• _Stored rows_
+===+

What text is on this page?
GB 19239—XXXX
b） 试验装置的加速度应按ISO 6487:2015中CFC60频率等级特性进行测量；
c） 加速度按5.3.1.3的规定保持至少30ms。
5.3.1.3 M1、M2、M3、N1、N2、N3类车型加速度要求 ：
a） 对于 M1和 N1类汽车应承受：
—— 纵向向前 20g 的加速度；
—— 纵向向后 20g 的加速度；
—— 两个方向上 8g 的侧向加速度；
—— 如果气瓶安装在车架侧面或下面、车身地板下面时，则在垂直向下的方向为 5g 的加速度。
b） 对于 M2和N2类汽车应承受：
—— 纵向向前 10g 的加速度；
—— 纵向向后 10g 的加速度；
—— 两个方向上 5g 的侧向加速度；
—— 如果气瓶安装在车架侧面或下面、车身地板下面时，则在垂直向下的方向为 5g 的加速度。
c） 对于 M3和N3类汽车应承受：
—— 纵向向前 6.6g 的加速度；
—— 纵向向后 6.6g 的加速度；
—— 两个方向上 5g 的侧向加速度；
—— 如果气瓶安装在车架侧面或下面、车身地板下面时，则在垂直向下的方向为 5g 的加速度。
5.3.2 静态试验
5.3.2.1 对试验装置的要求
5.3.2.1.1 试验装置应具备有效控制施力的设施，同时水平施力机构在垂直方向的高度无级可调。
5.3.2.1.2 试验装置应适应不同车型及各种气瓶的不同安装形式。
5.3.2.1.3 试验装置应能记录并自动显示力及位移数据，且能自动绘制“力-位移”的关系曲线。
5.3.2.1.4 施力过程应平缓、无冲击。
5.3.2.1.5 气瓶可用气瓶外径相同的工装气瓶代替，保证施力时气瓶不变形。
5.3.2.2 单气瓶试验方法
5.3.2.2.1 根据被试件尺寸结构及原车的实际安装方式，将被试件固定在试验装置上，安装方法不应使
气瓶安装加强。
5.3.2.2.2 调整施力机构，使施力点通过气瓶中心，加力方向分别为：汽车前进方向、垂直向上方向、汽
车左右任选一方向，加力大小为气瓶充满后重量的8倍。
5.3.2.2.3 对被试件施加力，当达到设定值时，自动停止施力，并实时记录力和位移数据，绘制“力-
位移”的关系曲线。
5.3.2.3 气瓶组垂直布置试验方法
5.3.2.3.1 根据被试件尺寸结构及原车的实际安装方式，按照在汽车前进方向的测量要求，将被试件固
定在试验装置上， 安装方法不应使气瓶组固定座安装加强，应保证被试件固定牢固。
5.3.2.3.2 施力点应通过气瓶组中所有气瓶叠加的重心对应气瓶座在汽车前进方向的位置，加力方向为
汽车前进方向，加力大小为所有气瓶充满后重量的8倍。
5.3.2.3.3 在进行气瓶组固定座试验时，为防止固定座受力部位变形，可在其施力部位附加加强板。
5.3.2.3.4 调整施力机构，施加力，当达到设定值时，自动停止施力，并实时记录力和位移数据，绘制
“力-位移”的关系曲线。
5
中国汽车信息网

+===+

• _What you are asked to do_
Give a word-for-word copy of the records.

• _Solution to the exercise_
What text is on this page?
GB 19239—XXXX
b） 试验装置的加速度应按ISO 6487:2015中CFC60频率等级特性进行测量；
c） 加速度按5.3.1.3的规定保持至少30ms。
5.3.1.3 M1、M2、M3、N1、N2、N3类车型加速度要求 ：
a） 对于 M1和 N1类汽车应承受：
—— 纵向向前 20g 的加速度；
—— 纵向向后 20g 的加速度；
—— 两个方向上 8g 的侧向加速度；
—— 如果气瓶安装在车架侧面或下面、车身地板下面时，则在垂直向下的方向为 5g 的加速度。
b） 对于 M2和N2类汽车应承受：
—— 纵向向前 10g 的加速度；
—— 纵向向后 10g 的加速度；
—— 两个方向上 5g 的侧向加速度；
—— 如果气瓶安装在车架侧面或下面、车身地板下面时，则在垂直向下的方向为 5g 的加速度。
c） 对于 M3和N3类汽车应承受：
—— 纵向向前 6.6g 的加速度；
—— 纵向向后 6.6g 的加速度；
—— 两个方向上 5g 的侧向加速度；
—— 如果气瓶安装在车架侧面或下面、车身地板下面时，则在垂直向下的方向为 5g 的加速度。
5.3.2 静态试验
5.3.2.1 对试验装置的要求
5.3.2.1.1 试验装置应具备有效控制施力的设施，同时水平施力机构在垂直方向的高度无级可调。
5.3.2.1.2 试验装置应适应不同车型及各种气瓶的不同安装形式。
5.3.2.1.3 试验装置应能记录并自动显示力及位移数据，且能自动绘制“力-位移”的关系曲线。
5.3.2.1.4 施力过程应平缓、无冲击。
5.3.2.1.5 气瓶可用气瓶外径相同的工装气瓶代替，保证施力时气瓶不变形。
5.3.2.2 单气瓶试验方法
5.3.2.2.1 根据被试件尺寸结构及原车的实际安装方式，将被试件固定在试验装置上，安装方法不应使
气瓶安装加强。
5.3.2.2.2 调整施力机构，使施力点通过气瓶中心，加力方向分别为：汽车前进方向、垂直向上方向、汽
车左右任选一方向，加力大小为气瓶充满后重量的8倍。
5.3.2.2.3 对被试件施加力，当达到设定值时，自动停止施力，并实时记录力和位移数据，绘制“力-
位移”的关系曲线。
5.3.2.3 气瓶组垂直布置试验方法
5.3.2.3.1 根据被试件尺寸结构及原车的实际安装方式，按照在汽车前进方向的测量要求，将被试件固
定在试验装置上， 安装方法不应使气瓶组固定座安装加强，应保证被试件固定牢固。
5.3.2.3.2 施力点应通过气瓶组中所有气瓶叠加的重心对应气瓶座在汽车前进方向的位置，加力方向为
汽车前进方向，加力大小为所有气瓶充满后重量的8倍。
5.3.2.3.3 在进行气瓶组固定座试验时，为防止固定座受力部位变形，可在其施力部位附加加强板。
5.3.2.3.4 调整施力机构，施加力，当达到设定值时，自动停止施力，并实时记录力和位移数据，绘制
“力-位移”的关系曲线。
5
中国汽车信息网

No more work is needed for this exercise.